GIVEN PROBLEM: Every entry needs to be reproduced exactly.

SOURCE RECORDS:
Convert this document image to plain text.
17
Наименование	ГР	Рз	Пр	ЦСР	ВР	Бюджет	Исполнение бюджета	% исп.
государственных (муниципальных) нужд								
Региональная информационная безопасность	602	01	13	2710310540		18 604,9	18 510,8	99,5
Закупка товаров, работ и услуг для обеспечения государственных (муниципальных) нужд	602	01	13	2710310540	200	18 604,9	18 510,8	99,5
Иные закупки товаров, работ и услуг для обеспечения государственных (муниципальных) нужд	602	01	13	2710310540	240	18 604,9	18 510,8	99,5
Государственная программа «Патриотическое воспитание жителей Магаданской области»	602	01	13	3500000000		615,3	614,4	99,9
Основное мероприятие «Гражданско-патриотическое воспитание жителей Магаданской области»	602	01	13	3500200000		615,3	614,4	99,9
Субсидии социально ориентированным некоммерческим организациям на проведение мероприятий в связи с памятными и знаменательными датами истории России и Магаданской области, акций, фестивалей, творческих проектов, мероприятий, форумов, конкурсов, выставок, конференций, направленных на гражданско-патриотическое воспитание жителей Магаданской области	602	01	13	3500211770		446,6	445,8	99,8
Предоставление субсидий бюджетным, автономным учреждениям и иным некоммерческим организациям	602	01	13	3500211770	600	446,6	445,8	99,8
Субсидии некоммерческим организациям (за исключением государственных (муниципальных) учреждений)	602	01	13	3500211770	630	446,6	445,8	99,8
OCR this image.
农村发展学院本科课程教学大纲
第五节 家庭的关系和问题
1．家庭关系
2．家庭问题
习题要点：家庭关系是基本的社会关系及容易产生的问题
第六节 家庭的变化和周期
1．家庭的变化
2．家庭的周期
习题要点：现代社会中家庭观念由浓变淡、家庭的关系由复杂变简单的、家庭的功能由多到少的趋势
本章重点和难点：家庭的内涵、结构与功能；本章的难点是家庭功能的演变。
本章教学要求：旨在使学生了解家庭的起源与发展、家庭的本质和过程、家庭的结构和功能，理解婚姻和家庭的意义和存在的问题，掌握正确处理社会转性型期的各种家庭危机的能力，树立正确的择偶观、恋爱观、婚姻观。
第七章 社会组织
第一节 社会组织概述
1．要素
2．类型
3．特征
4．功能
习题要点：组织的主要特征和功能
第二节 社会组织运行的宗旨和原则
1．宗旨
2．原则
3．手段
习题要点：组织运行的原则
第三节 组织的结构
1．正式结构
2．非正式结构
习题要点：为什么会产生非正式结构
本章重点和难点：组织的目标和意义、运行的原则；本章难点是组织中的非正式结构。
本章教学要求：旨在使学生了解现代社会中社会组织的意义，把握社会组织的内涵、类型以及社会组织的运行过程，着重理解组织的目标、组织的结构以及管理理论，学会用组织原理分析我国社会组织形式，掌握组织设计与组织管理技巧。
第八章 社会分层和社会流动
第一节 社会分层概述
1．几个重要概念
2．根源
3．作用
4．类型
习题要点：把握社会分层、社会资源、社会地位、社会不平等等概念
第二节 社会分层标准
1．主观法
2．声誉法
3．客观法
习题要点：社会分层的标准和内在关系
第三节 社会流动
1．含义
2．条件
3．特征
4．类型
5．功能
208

EXERCISE RESPONSE:
Convert this document image to plain text.
17
Наименование	ГР	Рз	Пр	ЦСР	ВР	Бюджет	Исполнение бюджета	% исп.
государственных (муниципальных) нужд								
Региональная информационная безопасность	602	01	13	2710310540		18 604,9	18 510,8	99,5
Закупка товаров, работ и услуг для обеспечения государственных (муниципальных) нужд	602	01	13	2710310540	200	18 604,9	18 510,8	99,5
Иные закупки товаров, работ и услуг для обеспечения государственных (муниципальных) нужд	602	01	13	2710310540	240	18 604,9	18 510,8	99,5
Государственная программа «Патриотическое воспитание жителей Магаданской области»	602	01	13	3500000000		615,3	614,4	99,9
Основное мероприятие «Гражданско-патриотическое воспитание жителей Магаданской области»	602	01	13	3500200000		615,3	614,4	99,9
Субсидии социально ориентированным некоммерческим организациям на проведение мероприятий в связи с памятными и знаменательными датами истории России и Магаданской области, акций, фестивалей, творческих проектов, мероприятий, форумов, конкурсов, выставок, конференций, направленных на гражданско-патриотическое воспитание жителей Магаданской области	602	01	13	3500211770		446,6	445,8	99,8
Предоставление субсидий бюджетным, автономным учреждениям и иным некоммерческим организациям	602	01	13	3500211770	600	446,6	445,8	99,8
Субсидии некоммерческим организациям (за исключением государственных (муниципальных) учреждений)	602	01	13	3500211770	630	446,6	445,8	99,8
OCR this image.
农村发展学院本科课程教学大纲
第五节 家庭的关系和问题
1．家庭关系
2．家庭问题
习题要点：家庭关系是基本的社会关系及容易产生的问题
第六节 家庭的变化和周期
1．家庭的变化
2．家庭的周期
习题要点：现代社会中家庭观念由浓变淡、家庭的关系由复杂变简单的、家庭的功能由多到少的趋势
本章重点和难点：家庭的内涵、结构与功能；本章的难点是家庭功能的演变。
本章教学要求：旨在使学生了解家庭的起源与发展、家庭的本质和过程、家庭的结构和功能，理解婚姻和家庭的意义和存在的问题，掌握正确处理社会转性型期的各种家庭危机的能力，树立正确的择偶观、恋爱观、婚姻观。
第七章 社会组织
第一节 社会组织概述
1．要素
2．类型
3．特征
4．功能
习题要点：组织的主要特征和功能
第二节 社会组织运行的宗旨和原则
1．宗旨
2．原则
3．手段
习题要点：组织运行的原则
第三节 组织的结构
1．正式结构
2．非正式结构
习题要点：为什么会产生非正式结构
本章重点和难点：组织的目标和意义、运行的原则；本章难点是组织中的非正式结构。
本章教学要求：旨在使学生了解现代社会中社会组织的意义，把握社会组织的内涵、类型以及社会组织的运行过程，着重理解组织的目标、组织的结构以及管理理论，学会用组织原理分析我国社会组织形式，掌握组织设计与组织管理技巧。
第八章 社会分层和社会流动
第一节 社会分层概述
1．几个重要概念
2．根源
3．作用
4．类型
习题要点：把握社会分层、社会资源、社会地位、社会不平等等概念
第二节 社会分层标准
1．主观法
2．声誉法
3．客观法
习题要点：社会分层的标准和内在关系
第三节 社会流动
1．含义
2．条件
3．特征
4．类型
5．功能
208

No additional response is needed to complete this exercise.